__Direction__
Among the records below, find each line that includes the string "name" and copy it.

────

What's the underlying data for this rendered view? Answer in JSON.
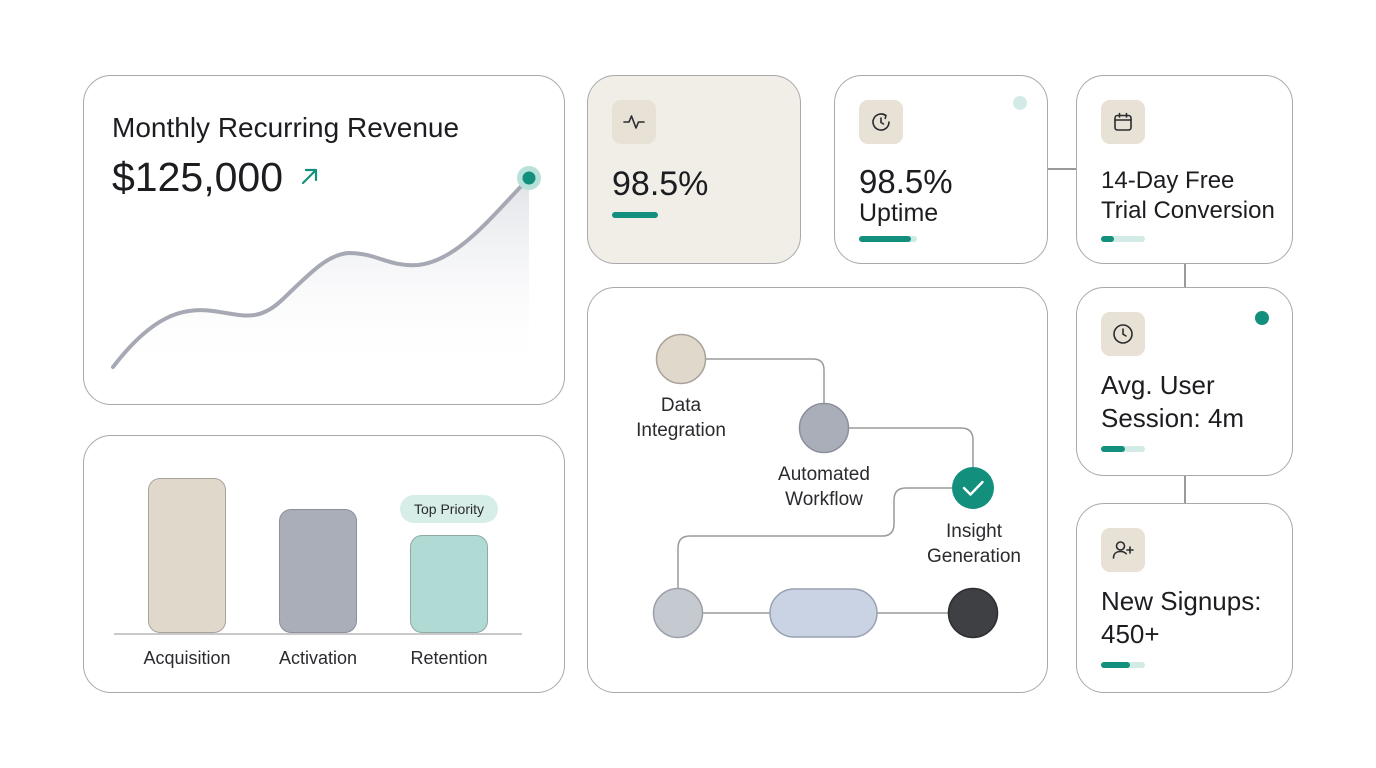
{
  "colors": {
    "accent": "#13907d",
    "bar_beige": "#e1d8cc",
    "bar_gray": "#a9aeb9",
    "bar_mint": "#b0dbd4",
    "node_beige": "#e1d8cc",
    "node_gray": "#a9aeb9",
    "node_light": "#c5c9d0",
    "node_pill": "#c9d3e3",
    "node_dark": "#3e4043"
  },
  "mrr": {
    "title": "Monthly Recurring Revenue",
    "value": "$125,000",
    "trend_icon": "arrow-up-right-icon"
  },
  "tiles": {
    "health": {
      "icon": "activity-pulse-icon",
      "value": "98.5%",
      "progress": 0.55
    },
    "uptime": {
      "icon": "refresh-timer-icon",
      "value": "98.5%",
      "label": "Uptime",
      "progress": 0.9
    },
    "trial": {
      "icon": "calendar-icon",
      "line1": "14-Day Free",
      "line2": "Trial Conversion",
      "progress": 0.3
    },
    "session": {
      "icon": "clock-icon",
      "line1": "Avg. User",
      "line2": "Session: 4m",
      "progress": 0.55
    },
    "signups": {
      "icon": "user-add-icon",
      "line1": "New Signups:",
      "line2": "450+",
      "progress": 0.65
    }
  },
  "funnel": {
    "categories": [
      "Acquisition",
      "Activation",
      "Retention"
    ],
    "badge": "Top Priority"
  },
  "workflow": {
    "step1_line1": "Data",
    "step1_line2": "Integration",
    "step2_line1": "Automated",
    "step2_line2": "Workflow",
    "step3_line1": "Insight",
    "step3_line2": "Generation"
  }
}
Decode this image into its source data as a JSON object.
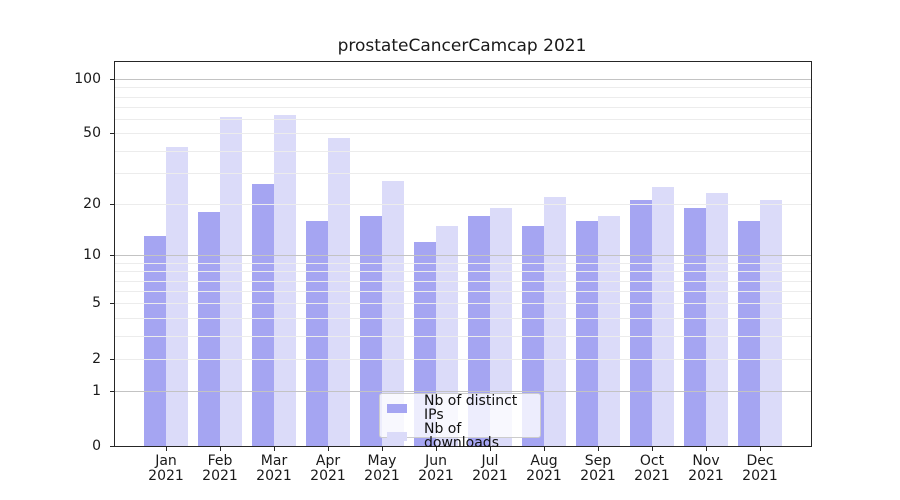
{
  "chart": {
    "title": "prostateCancerCamcap 2021"
  },
  "chart_data": {
    "type": "bar",
    "title": "prostateCancerCamcap 2021",
    "categories": [
      "Jan 2021",
      "Feb 2021",
      "Mar 2021",
      "Apr 2021",
      "May 2021",
      "Jun 2021",
      "Jul 2021",
      "Aug 2021",
      "Sep 2021",
      "Oct 2021",
      "Nov 2021",
      "Dec 2021"
    ],
    "series": [
      {
        "name": "Nb of distinct IPs",
        "color": "#a5a5f2",
        "values": [
          13,
          18,
          26,
          16,
          17,
          12,
          17,
          15,
          16,
          21,
          19,
          16
        ]
      },
      {
        "name": "Nb of downloads",
        "color": "#dbdbf9",
        "values": [
          42,
          62,
          63,
          47,
          27,
          15,
          19,
          22,
          17,
          25,
          23,
          21
        ]
      }
    ],
    "xlabel": "",
    "ylabel": "",
    "yscale": "log1p",
    "ylim": [
      0,
      124
    ],
    "yticks": [
      0,
      1,
      2,
      5,
      10,
      20,
      50,
      100
    ],
    "grid": {
      "minor": [
        2,
        3,
        4,
        5,
        6,
        7,
        8,
        9,
        20,
        30,
        40,
        50,
        60,
        70,
        80,
        90
      ],
      "major": [
        1,
        10,
        100
      ]
    },
    "legend_position": "lower center",
    "axis_color": "#262626",
    "minor_grid_color": "#ececec",
    "major_grid_color": "#c3c3c3"
  }
}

────

__Solution for this problem__
        "name": "Nb of distinct IPs",
        "name": "Nb of downloads",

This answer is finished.